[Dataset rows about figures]
--- Start ---

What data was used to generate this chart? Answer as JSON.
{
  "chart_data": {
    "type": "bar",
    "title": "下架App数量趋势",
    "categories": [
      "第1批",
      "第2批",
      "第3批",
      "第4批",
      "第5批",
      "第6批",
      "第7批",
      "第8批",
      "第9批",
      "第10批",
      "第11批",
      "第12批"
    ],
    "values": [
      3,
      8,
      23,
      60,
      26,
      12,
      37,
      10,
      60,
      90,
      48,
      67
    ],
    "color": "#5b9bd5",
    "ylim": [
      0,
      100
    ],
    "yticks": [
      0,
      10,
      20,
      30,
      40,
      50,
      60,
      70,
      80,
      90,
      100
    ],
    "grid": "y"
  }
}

--- End ---

» **Task objective**
Print all of the entries exactly as they are written.

» **Exercise response**
What data was used to generate this chart? Answer as JSON.
{
  "chart_data": {
    "type": "bar",
    "title": "下架App数量趋势",
    "categories": [
      "第1批",
      "第2批",
      "第3批",
      "第4批",
      "第5批",
      "第6批",
      "第7批",
      "第8批",
      "第9批",
      "第10批",
      "第11批",
      "第12批"
    ],
    "values": [
      3,
      8,
      23,
      60,
      26,
      12,
      37,
      10,
      60,
      90,
      48,
      67
    ],
    "color": "#5b9bd5",
    "ylim": [
      0,
      100
    ],
    "yticks": [
      0,
      10,
      20,
      30,
      40,
      50,
      60,
      70,
      80,
      90,
      100
    ],
    "grid": "y"
  }
}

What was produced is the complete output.